_What the task requires_
Output all of the data below exactly as given.

_Supplied material_
● ● ●

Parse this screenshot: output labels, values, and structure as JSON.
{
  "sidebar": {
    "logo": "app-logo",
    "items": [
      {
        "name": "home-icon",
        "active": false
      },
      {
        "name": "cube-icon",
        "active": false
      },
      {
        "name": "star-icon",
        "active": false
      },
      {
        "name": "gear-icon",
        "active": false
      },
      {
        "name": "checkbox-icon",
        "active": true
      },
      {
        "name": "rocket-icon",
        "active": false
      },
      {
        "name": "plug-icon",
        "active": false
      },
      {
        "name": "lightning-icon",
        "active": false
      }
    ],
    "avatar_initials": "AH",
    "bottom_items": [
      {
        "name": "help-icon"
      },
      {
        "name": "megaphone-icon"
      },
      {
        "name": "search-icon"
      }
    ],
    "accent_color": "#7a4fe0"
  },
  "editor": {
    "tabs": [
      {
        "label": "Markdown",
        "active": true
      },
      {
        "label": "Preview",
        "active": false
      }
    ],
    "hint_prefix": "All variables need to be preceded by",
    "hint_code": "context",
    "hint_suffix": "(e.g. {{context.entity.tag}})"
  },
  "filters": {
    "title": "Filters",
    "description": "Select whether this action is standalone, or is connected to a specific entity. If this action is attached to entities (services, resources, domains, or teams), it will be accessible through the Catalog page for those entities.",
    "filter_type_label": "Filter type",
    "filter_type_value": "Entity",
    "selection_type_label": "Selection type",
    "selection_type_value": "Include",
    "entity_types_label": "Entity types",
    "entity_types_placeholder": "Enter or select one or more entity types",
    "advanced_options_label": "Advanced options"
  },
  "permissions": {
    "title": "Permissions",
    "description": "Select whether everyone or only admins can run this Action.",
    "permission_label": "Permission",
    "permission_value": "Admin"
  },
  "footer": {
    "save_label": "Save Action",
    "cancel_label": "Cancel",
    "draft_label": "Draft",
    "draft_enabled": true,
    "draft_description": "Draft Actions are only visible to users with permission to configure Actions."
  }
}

● ● ●

_Exercise response_
Parse this screenshot: output labels, values, and structure as JSON.
{
  "sidebar": {
    "logo": "app-logo",
    "items": [
      {
        "name": "home-icon",
        "active": false
      },
      {
        "name": "cube-icon",
        "active": false
      },
      {
        "name": "star-icon",
        "active": false
      },
      {
        "name": "gear-icon",
        "active": false
      },
      {
        "name": "checkbox-icon",
        "active": true
      },
      {
        "name": "rocket-icon",
        "active": false
      },
      {
        "name": "plug-icon",
        "active": false
      },
      {
        "name": "lightning-icon",
        "active": false
      }
    ],
    "avatar_initials": "AH",
    "bottom_items": [
      {
        "name": "help-icon"
      },
      {
        "name": "megaphone-icon"
      },
      {
        "name": "search-icon"
      }
    ],
    "accent_color": "#7a4fe0"
  },
  "editor": {
    "tabs": [
      {
        "label": "Markdown",
        "active": true
      },
      {
        "label": "Preview",
        "active": false
      }
    ],
    "hint_prefix": "All variables need to be preceded by",
    "hint_code": "context",
    "hint_suffix": "(e.g. {{context.entity.tag}})"
  },
  "filters": {
    "title": "Filters",
    "description": "Select whether this action is standalone, or is connected to a specific entity. If this action is attached to entities (services, resources, domains, or teams), it will be accessible through the Catalog page for those entities.",
    "filter_type_label": "Filter type",
    "filter_type_value": "Entity",
    "selection_type_label": "Selection type",
    "selection_type_value": "Include",
    "entity_types_label": "Entity types",
    "entity_types_placeholder": "Enter or select one or more entity types",
    "advanced_options_label": "Advanced options"
  },
  "permissions": {
    "title": "Permissions",
    "description": "Select whether everyone or only admins can run this Action.",
    "permission_label": "Permission",
    "permission_value": "Admin"
  },
  "footer": {
    "save_label": "Save Action",
    "cancel_label": "Cancel",
    "draft_label": "Draft",
    "draft_enabled": true,
    "draft_description": "Draft Actions are only visible to users with permission to configure Actions."
  }
}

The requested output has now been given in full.